** start Stored records **

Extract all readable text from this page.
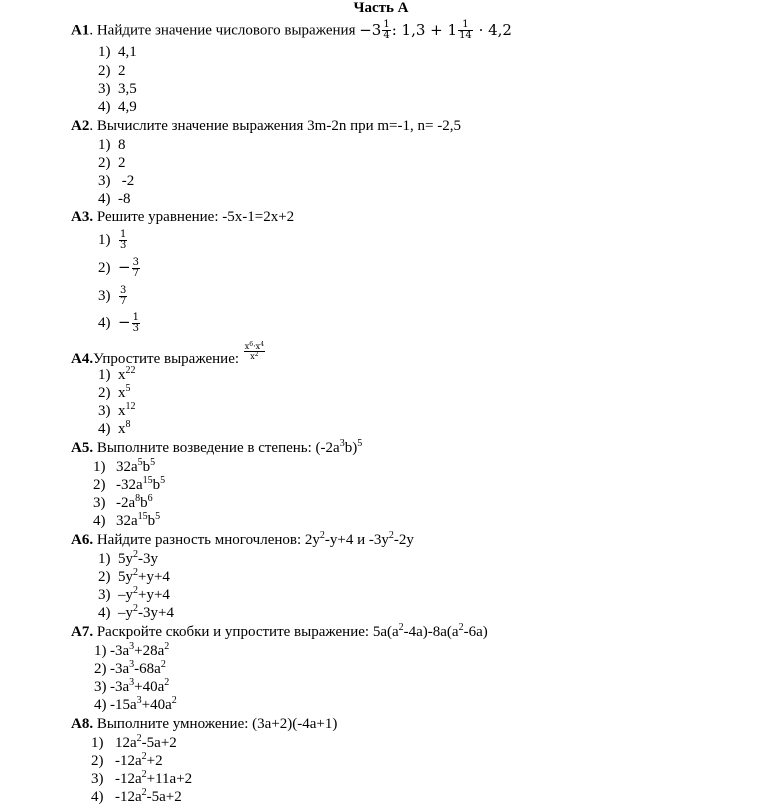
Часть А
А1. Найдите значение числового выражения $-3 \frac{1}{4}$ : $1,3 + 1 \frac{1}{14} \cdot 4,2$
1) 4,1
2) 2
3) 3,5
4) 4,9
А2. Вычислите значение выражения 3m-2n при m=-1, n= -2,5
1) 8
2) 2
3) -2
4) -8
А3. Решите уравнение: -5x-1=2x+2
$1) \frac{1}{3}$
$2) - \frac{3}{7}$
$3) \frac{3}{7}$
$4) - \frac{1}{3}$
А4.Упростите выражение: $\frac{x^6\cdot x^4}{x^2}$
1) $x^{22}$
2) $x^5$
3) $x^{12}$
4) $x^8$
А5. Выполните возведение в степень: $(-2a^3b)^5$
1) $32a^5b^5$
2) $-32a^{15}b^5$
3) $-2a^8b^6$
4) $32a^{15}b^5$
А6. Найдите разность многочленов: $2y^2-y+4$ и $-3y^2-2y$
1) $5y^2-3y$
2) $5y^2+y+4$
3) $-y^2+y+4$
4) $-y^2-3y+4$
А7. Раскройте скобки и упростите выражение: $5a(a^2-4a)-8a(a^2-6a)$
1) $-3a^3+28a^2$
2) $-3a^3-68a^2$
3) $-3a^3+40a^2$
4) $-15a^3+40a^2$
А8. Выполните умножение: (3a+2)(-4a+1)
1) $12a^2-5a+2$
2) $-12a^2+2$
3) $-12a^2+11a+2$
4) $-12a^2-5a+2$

** end Stored records **

| What you have to do |
Copy out each line of the material that holds the word "выражения".

| Correct answer |
А1. Найдите значение числового выражения $-3 \frac{1}{4}$ : $1,3 + 1 \frac{1}{14} \cdot 4,2$
А2. Вычислите значение выражения 3m-2n при m=-1, n= -2,5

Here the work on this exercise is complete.